**Work instructions**
In the copy, include every entry exactly but none of the images.

[Source material start]

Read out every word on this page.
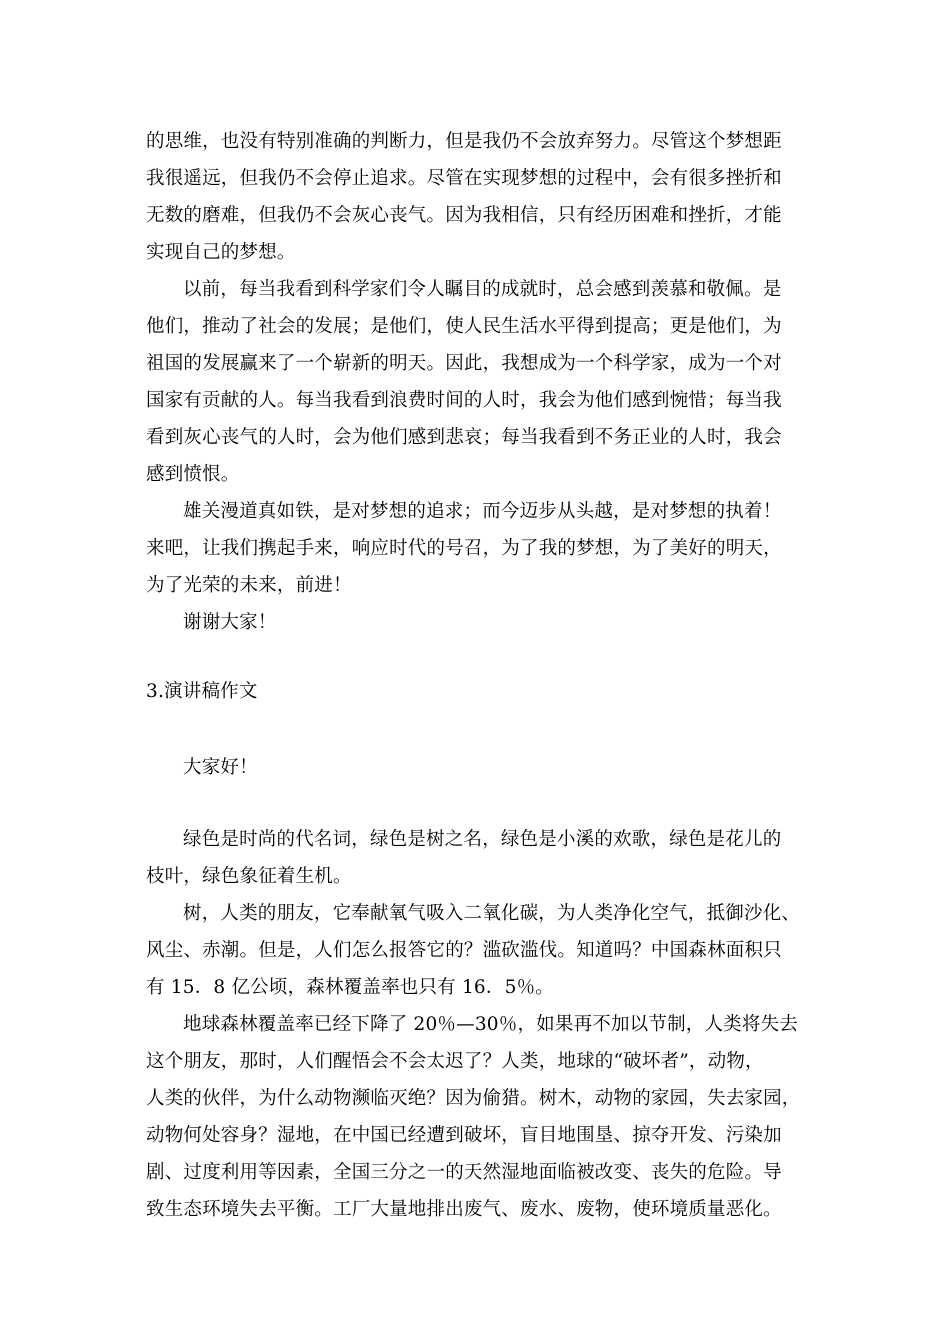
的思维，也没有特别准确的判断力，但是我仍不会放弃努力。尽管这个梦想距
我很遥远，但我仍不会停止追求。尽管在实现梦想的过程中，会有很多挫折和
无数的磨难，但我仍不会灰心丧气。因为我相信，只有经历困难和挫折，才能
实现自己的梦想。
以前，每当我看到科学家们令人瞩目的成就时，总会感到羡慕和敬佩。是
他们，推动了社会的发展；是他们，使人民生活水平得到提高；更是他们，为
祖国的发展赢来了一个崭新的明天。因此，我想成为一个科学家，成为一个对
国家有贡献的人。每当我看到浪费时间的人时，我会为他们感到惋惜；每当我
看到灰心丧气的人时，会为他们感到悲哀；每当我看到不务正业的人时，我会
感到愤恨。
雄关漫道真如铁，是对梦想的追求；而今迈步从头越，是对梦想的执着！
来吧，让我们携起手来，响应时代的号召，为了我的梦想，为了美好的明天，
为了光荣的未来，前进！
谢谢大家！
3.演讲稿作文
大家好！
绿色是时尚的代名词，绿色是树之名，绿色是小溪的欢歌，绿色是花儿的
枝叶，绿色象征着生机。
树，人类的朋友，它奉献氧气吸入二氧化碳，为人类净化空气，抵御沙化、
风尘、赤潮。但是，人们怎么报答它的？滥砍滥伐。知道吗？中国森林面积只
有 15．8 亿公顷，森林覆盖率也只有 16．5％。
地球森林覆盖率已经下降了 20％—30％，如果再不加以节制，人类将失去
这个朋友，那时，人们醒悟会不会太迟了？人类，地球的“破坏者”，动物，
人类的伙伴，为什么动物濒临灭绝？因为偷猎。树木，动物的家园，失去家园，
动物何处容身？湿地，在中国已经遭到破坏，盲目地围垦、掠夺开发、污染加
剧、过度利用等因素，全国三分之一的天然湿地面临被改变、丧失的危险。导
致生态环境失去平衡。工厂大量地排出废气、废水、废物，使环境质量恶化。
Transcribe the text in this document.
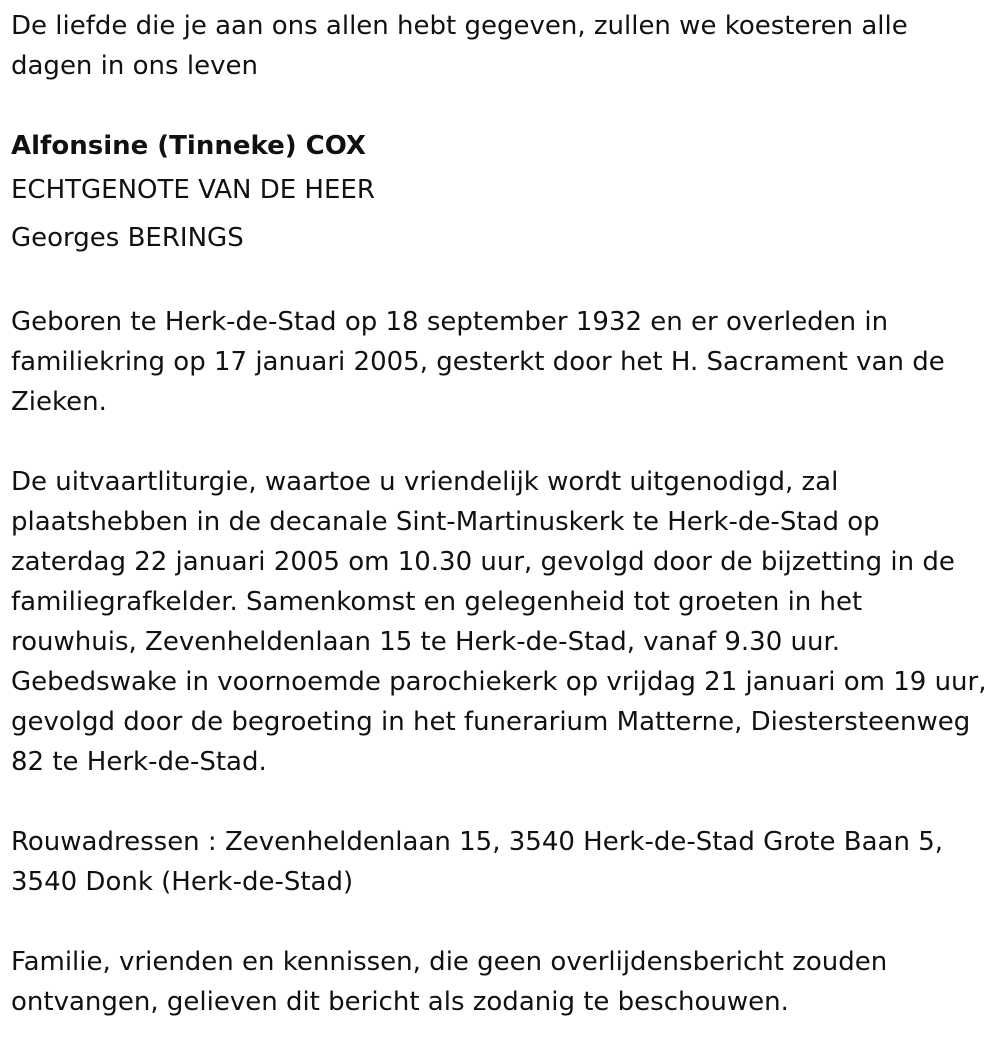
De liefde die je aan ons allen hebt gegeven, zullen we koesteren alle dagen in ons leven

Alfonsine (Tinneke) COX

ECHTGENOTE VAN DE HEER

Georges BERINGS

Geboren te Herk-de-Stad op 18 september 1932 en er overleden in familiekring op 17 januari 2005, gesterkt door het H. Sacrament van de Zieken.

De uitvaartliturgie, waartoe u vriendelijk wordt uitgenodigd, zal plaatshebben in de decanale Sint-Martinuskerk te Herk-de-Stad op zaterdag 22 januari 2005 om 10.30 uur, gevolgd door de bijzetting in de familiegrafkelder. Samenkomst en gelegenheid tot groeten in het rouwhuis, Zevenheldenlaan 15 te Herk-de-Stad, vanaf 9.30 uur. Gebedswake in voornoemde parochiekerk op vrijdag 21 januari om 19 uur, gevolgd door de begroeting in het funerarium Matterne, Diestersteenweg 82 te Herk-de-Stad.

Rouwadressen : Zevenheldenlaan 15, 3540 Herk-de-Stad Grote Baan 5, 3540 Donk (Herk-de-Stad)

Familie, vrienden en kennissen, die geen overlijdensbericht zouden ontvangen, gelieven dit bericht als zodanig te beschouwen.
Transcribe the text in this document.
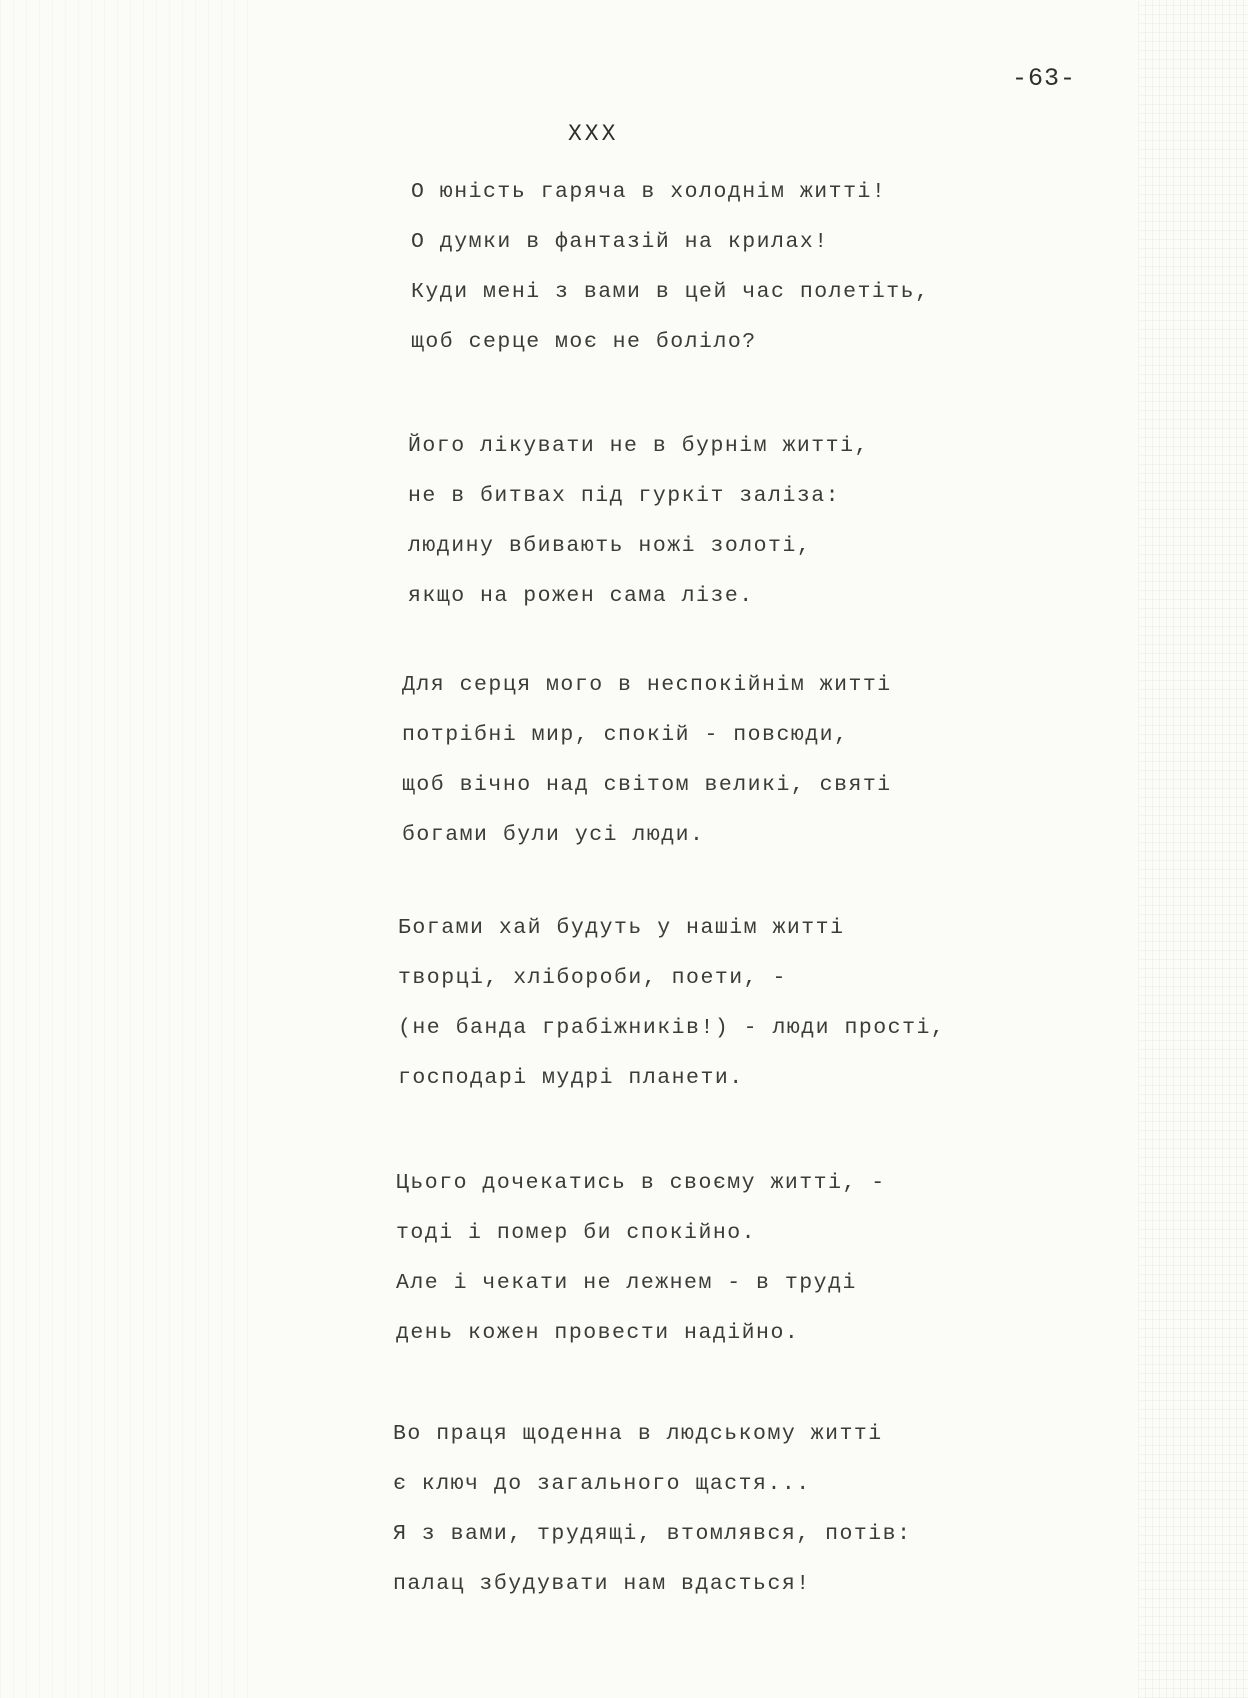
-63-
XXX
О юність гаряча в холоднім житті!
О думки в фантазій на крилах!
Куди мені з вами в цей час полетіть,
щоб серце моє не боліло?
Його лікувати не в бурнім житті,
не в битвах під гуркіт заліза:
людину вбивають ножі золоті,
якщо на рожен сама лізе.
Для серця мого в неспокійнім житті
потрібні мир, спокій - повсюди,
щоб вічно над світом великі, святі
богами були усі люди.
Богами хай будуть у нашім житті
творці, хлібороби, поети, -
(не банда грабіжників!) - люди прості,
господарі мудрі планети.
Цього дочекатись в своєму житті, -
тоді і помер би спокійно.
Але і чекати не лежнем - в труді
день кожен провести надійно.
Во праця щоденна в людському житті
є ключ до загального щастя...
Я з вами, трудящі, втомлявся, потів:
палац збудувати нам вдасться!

[Source material end]

**Response**
Read out every word on this page.
的思维，也没有特别准确的判断力，但是我仍不会放弃努力。尽管这个梦想距
我很遥远，但我仍不会停止追求。尽管在实现梦想的过程中，会有很多挫折和
无数的磨难，但我仍不会灰心丧气。因为我相信，只有经历困难和挫折，才能
实现自己的梦想。
以前，每当我看到科学家们令人瞩目的成就时，总会感到羡慕和敬佩。是
他们，推动了社会的发展；是他们，使人民生活水平得到提高；更是他们，为
祖国的发展赢来了一个崭新的明天。因此，我想成为一个科学家，成为一个对
国家有贡献的人。每当我看到浪费时间的人时，我会为他们感到惋惜；每当我
看到灰心丧气的人时，会为他们感到悲哀；每当我看到不务正业的人时，我会
感到愤恨。
雄关漫道真如铁，是对梦想的追求；而今迈步从头越，是对梦想的执着！
来吧，让我们携起手来，响应时代的号召，为了我的梦想，为了美好的明天，
为了光荣的未来，前进！
谢谢大家！
3.演讲稿作文
大家好！
绿色是时尚的代名词，绿色是树之名，绿色是小溪的欢歌，绿色是花儿的
枝叶，绿色象征着生机。
树，人类的朋友，它奉献氧气吸入二氧化碳，为人类净化空气，抵御沙化、
风尘、赤潮。但是，人们怎么报答它的？滥砍滥伐。知道吗？中国森林面积只
有 15．8 亿公顷，森林覆盖率也只有 16．5％。
地球森林覆盖率已经下降了 20％—30％，如果再不加以节制，人类将失去
这个朋友，那时，人们醒悟会不会太迟了？人类，地球的“破坏者”，动物，
人类的伙伴，为什么动物濒临灭绝？因为偷猎。树木，动物的家园，失去家园，
动物何处容身？湿地，在中国已经遭到破坏，盲目地围垦、掠夺开发、污染加
剧、过度利用等因素，全国三分之一的天然湿地面临被改变、丧失的危险。导
致生态环境失去平衡。工厂大量地排出废气、废水、废物，使环境质量恶化。
Transcribe the text in this document.
De liefde die je aan ons allen hebt gegeven, zullen we koesteren alle dagen in ons leven

Alfonsine (Tinneke) COX

ECHTGENOTE VAN DE HEER

Georges BERINGS

Geboren te Herk-de-Stad op 18 september 1932 en er overleden in familiekring op 17 januari 2005, gesterkt door het H. Sacrament van de Zieken.

De uitvaartliturgie, waartoe u vriendelijk wordt uitgenodigd, zal plaatshebben in de decanale Sint-Martinuskerk te Herk-de-Stad op zaterdag 22 januari 2005 om 10.30 uur, gevolgd door de bijzetting in de familiegrafkelder. Samenkomst en gelegenheid tot groeten in het rouwhuis, Zevenheldenlaan 15 te Herk-de-Stad, vanaf 9.30 uur. Gebedswake in voornoemde parochiekerk op vrijdag 21 januari om 19 uur, gevolgd door de begroeting in het funerarium Matterne, Diestersteenweg 82 te Herk-de-Stad.

Rouwadressen : Zevenheldenlaan 15, 3540 Herk-de-Stad Grote Baan 5, 3540 Donk (Herk-de-Stad)

Familie, vrienden en kennissen, die geen overlijdensbericht zouden ontvangen, gelieven dit bericht als zodanig te beschouwen.
Transcribe the text in this document.
-63-
XXX
О юність гаряча в холоднім житті!
О думки в фантазій на крилах!
Куди мені з вами в цей час полетіть,
щоб серце моє не боліло?
Його лікувати не в бурнім житті,
не в битвах під гуркіт заліза:
людину вбивають ножі золоті,
якщо на рожен сама лізе.
Для серця мого в неспокійнім житті
потрібні мир, спокій - повсюди,
щоб вічно над світом великі, святі
богами були усі люди.
Богами хай будуть у нашім житті
творці, хлібороби, поети, -
(не банда грабіжників!) - люди прості,
господарі мудрі планети.
Цього дочекатись в своєму житті, -
тоді і помер би спокійно.
Але і чекати не лежнем - в труді
день кожен провести надійно.
Во праця щоденна в людському житті
є ключ до загального щастя...
Я з вами, трудящі, втомлявся, потів:
палац збудувати нам вдасться!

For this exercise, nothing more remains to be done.